___ Record set

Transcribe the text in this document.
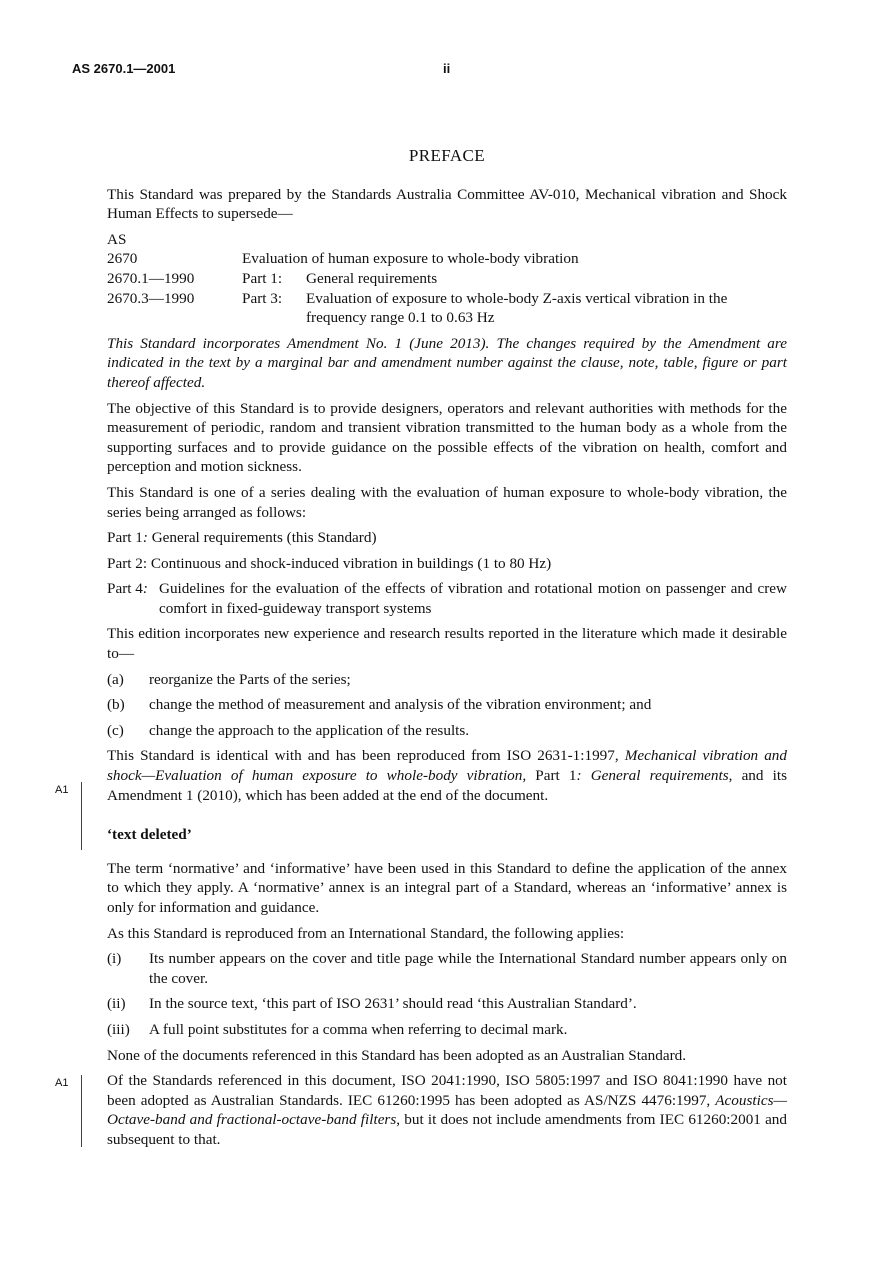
AS 2670.1—2001	ii
A1
A1
PREFACE

This Standard was prepared by the Standards Australia Committee AV-010, Mechanical vibration and Shock Human Effects to supersede—

AS
2670	Evaluation of human exposure to whole-body vibration
2670.1—1990	Part 1:	General requirements
2670.3—1990	Part 3:	Evaluation of exposure to whole-body Z-axis vertical vibration in the frequency range 0.1 to 0.63 Hz

This Standard incorporates Amendment No. 1 (June 2013). The changes required by the Amendment are indicated in the text by a marginal bar and amendment number against the clause, note, table, figure or part thereof affected.

The objective of this Standard is to provide designers, operators and relevant authorities with methods for the measurement of periodic, random and transient vibration transmitted to the human body as a whole from the supporting surfaces and to provide guidance on the possible effects of the vibration on health, comfort and perception and motion sickness.

This Standard is one of a series dealing with the evaluation of human exposure to whole-body vibration, the series being arranged as follows:

Part 1: General requirements (this Standard)
Part 2: Continuous and shock-induced vibration in buildings (1 to 80 Hz)
Part 4: Guidelines for the evaluation of the effects of vibration and rotational motion on passenger and crew comfort in fixed-guideway transport systems

This edition incorporates new experience and research results reported in the literature which made it desirable to—

(a)	reorganize the Parts of the series;
(b)	change the method of measurement and analysis of the vibration environment; and
(c)	change the approach to the application of the results.

This Standard is identical with and has been reproduced from ISO 2631-1:1997, Mechanical vibration and shock—Evaluation of human exposure to whole-body vibration, Part 1: General requirements, and its Amendment 1 (2010), which has been added at the end of the document.

‘text deleted’

The term ‘normative’ and ‘informative’ have been used in this Standard to define the application of the annex to which they apply. A ‘normative’ annex is an integral part of a Standard, whereas an ‘informative’ annex is only for information and guidance.

As this Standard is reproduced from an International Standard, the following applies:

(i)	Its number appears on the cover and title page while the International Standard number appears only on the cover.
(ii)	In the source text, ‘this part of ISO 2631’ should read ‘this Australian Standard’.
(iii)	A full point substitutes for a comma when referring to decimal mark.

None of the documents referenced in this Standard has been adopted as an Australian Standard.

Of the Standards referenced in this document, ISO 2041:1990, ISO 5805:1997 and ISO 8041:1990 have not been adopted as Australian Standards. IEC 61260:1995 has been adopted as AS/NZS 4476:1997, Acoustics—Octave-band and fractional-octave-band filters, but it does not include amendments from IEC 61260:2001 and subsequent to that.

______

Keep the pictures out of the copy and return the rest of the data above exactly.

Transcribe the text in this document.
AS 2670.1—2001	ii
A1
A1
PREFACE

This Standard was prepared by the Standards Australia Committee AV-010, Mechanical vibration and Shock Human Effects to supersede—

AS
2670	Evaluation of human exposure to whole-body vibration
2670.1—1990	Part 1:	General requirements
2670.3—1990	Part 3:	Evaluation of exposure to whole-body Z-axis vertical vibration in the frequency range 0.1 to 0.63 Hz

This Standard incorporates Amendment No. 1 (June 2013). The changes required by the Amendment are indicated in the text by a marginal bar and amendment number against the clause, note, table, figure or part thereof affected.

The objective of this Standard is to provide designers, operators and relevant authorities with methods for the measurement of periodic, random and transient vibration transmitted to the human body as a whole from the supporting surfaces and to provide guidance on the possible effects of the vibration on health, comfort and perception and motion sickness.

This Standard is one of a series dealing with the evaluation of human exposure to whole-body vibration, the series being arranged as follows:

Part 1: General requirements (this Standard)
Part 2: Continuous and shock-induced vibration in buildings (1 to 80 Hz)
Part 4: Guidelines for the evaluation of the effects of vibration and rotational motion on passenger and crew comfort in fixed-guideway transport systems

This edition incorporates new experience and research results reported in the literature which made it desirable to—

(a)	reorganize the Parts of the series;
(b)	change the method of measurement and analysis of the vibration environment; and
(c)	change the approach to the application of the results.

This Standard is identical with and has been reproduced from ISO 2631-1:1997, Mechanical vibration and shock—Evaluation of human exposure to whole-body vibration, Part 1: General requirements, and its Amendment 1 (2010), which has been added at the end of the document.

‘text deleted’

The term ‘normative’ and ‘informative’ have been used in this Standard to define the application of the annex to which they apply. A ‘normative’ annex is an integral part of a Standard, whereas an ‘informative’ annex is only for information and guidance.

As this Standard is reproduced from an International Standard, the following applies:

(i)	Its number appears on the cover and title page while the International Standard number appears only on the cover.
(ii)	In the source text, ‘this part of ISO 2631’ should read ‘this Australian Standard’.
(iii)	A full point substitutes for a comma when referring to decimal mark.

None of the documents referenced in this Standard has been adopted as an Australian Standard.

Of the Standards referenced in this document, ISO 2041:1990, ISO 5805:1997 and ISO 8041:1990 have not been adopted as Australian Standards. IEC 61260:1995 has been adopted as AS/NZS 4476:1997, Acoustics—Octave-band and fractional-octave-band filters, but it does not include amendments from IEC 61260:2001 and subsequent to that.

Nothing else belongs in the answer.